Items listed in a dataset:
·····

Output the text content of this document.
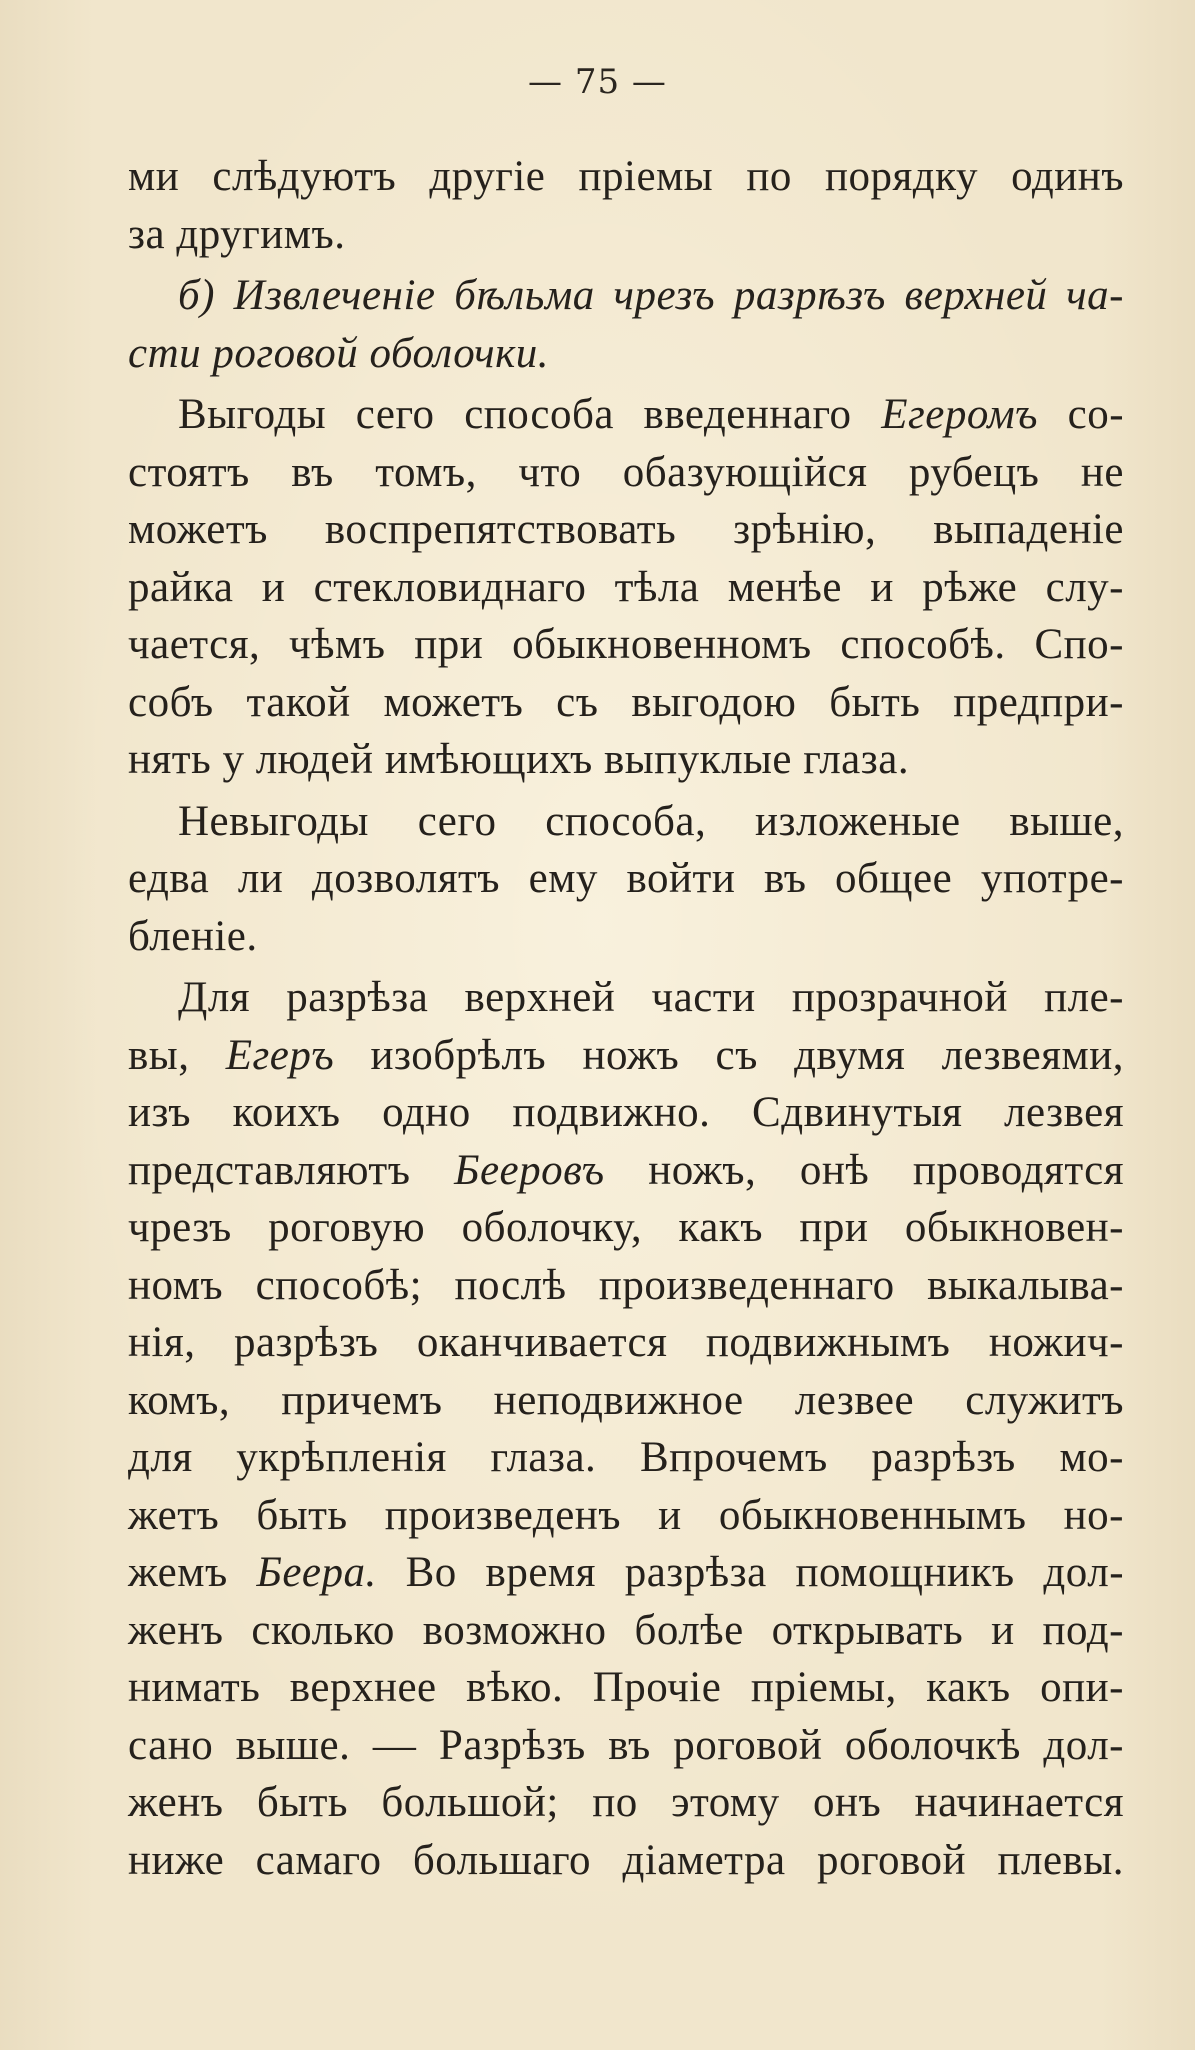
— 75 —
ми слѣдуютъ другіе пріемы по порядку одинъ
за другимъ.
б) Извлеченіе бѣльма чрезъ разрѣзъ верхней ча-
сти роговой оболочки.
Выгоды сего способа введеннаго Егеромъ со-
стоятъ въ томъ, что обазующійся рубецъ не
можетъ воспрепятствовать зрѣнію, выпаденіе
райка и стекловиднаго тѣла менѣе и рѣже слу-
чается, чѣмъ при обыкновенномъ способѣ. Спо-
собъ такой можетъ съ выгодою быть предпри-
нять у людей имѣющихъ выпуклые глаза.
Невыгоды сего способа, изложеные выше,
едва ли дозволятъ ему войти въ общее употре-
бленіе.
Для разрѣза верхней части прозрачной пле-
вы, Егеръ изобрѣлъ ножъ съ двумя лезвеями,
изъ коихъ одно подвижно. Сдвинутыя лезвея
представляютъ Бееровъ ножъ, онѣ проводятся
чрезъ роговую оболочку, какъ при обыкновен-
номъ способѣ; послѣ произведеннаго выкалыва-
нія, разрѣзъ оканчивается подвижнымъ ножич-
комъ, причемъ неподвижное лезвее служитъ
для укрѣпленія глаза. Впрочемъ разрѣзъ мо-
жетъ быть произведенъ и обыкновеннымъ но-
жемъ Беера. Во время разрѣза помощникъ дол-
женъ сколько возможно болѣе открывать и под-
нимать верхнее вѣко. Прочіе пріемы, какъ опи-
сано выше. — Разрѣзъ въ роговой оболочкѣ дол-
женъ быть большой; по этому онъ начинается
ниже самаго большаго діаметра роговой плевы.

·····

▶ _Brief_:
Say how many lines in the records hold "можетъ", with the number as the whole reply.

▶ _Output for this exercise_:
2